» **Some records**
+-------+
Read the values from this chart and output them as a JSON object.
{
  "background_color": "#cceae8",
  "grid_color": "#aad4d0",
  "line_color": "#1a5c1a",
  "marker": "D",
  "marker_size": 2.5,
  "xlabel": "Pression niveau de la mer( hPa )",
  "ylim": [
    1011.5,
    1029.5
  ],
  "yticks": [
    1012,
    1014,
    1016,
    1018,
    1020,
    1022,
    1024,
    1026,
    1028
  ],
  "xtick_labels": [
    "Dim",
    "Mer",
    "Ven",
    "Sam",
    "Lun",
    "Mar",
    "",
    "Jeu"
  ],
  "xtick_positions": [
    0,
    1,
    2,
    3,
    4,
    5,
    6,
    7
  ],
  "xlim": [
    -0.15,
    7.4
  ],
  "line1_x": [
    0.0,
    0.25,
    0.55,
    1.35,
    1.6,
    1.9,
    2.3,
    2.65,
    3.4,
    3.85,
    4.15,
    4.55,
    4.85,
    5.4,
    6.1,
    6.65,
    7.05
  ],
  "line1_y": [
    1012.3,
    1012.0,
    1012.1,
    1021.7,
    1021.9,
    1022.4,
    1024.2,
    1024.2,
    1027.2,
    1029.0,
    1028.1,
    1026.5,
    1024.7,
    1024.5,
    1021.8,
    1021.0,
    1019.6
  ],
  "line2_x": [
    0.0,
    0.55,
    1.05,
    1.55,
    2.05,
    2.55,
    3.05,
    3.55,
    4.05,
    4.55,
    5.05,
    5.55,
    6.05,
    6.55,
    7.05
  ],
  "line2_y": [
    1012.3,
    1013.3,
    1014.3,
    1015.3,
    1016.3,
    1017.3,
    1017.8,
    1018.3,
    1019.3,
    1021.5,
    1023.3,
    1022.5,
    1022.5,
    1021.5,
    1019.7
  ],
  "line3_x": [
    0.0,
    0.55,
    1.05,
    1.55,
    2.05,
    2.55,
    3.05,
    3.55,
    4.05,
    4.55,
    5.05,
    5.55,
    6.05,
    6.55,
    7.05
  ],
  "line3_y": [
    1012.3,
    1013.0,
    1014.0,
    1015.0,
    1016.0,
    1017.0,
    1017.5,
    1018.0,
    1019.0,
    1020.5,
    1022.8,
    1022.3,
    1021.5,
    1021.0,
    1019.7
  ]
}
+-------+
» **Task details**
Each line of the material must be restated exactly.

» **Task response**
Read the values from this chart and output them as a JSON object.
{
  "background_color": "#cceae8",
  "grid_color": "#aad4d0",
  "line_color": "#1a5c1a",
  "marker": "D",
  "marker_size": 2.5,
  "xlabel": "Pression niveau de la mer( hPa )",
  "ylim": [
    1011.5,
    1029.5
  ],
  "yticks": [
    1012,
    1014,
    1016,
    1018,
    1020,
    1022,
    1024,
    1026,
    1028
  ],
  "xtick_labels": [
    "Dim",
    "Mer",
    "Ven",
    "Sam",
    "Lun",
    "Mar",
    "",
    "Jeu"
  ],
  "xtick_positions": [
    0,
    1,
    2,
    3,
    4,
    5,
    6,
    7
  ],
  "xlim": [
    -0.15,
    7.4
  ],
  "line1_x": [
    0.0,
    0.25,
    0.55,
    1.35,
    1.6,
    1.9,
    2.3,
    2.65,
    3.4,
    3.85,
    4.15,
    4.55,
    4.85,
    5.4,
    6.1,
    6.65,
    7.05
  ],
  "line1_y": [
    1012.3,
    1012.0,
    1012.1,
    1021.7,
    1021.9,
    1022.4,
    1024.2,
    1024.2,
    1027.2,
    1029.0,
    1028.1,
    1026.5,
    1024.7,
    1024.5,
    1021.8,
    1021.0,
    1019.6
  ],
  "line2_x": [
    0.0,
    0.55,
    1.05,
    1.55,
    2.05,
    2.55,
    3.05,
    3.55,
    4.05,
    4.55,
    5.05,
    5.55,
    6.05,
    6.55,
    7.05
  ],
  "line2_y": [
    1012.3,
    1013.3,
    1014.3,
    1015.3,
    1016.3,
    1017.3,
    1017.8,
    1018.3,
    1019.3,
    1021.5,
    1023.3,
    1022.5,
    1022.5,
    1021.5,
    1019.7
  ],
  "line3_x": [
    0.0,
    0.55,
    1.05,
    1.55,
    2.05,
    2.55,
    3.05,
    3.55,
    4.05,
    4.55,
    5.05,
    5.55,
    6.05,
    6.55,
    7.05
  ],
  "line3_y": [
    1012.3,
    1013.0,
    1014.0,
    1015.0,
    1016.0,
    1017.0,
    1017.5,
    1018.0,
    1019.0,
    1020.5,
    1022.8,
    1022.3,
    1021.5,
    1021.0,
    1019.7
  ]
}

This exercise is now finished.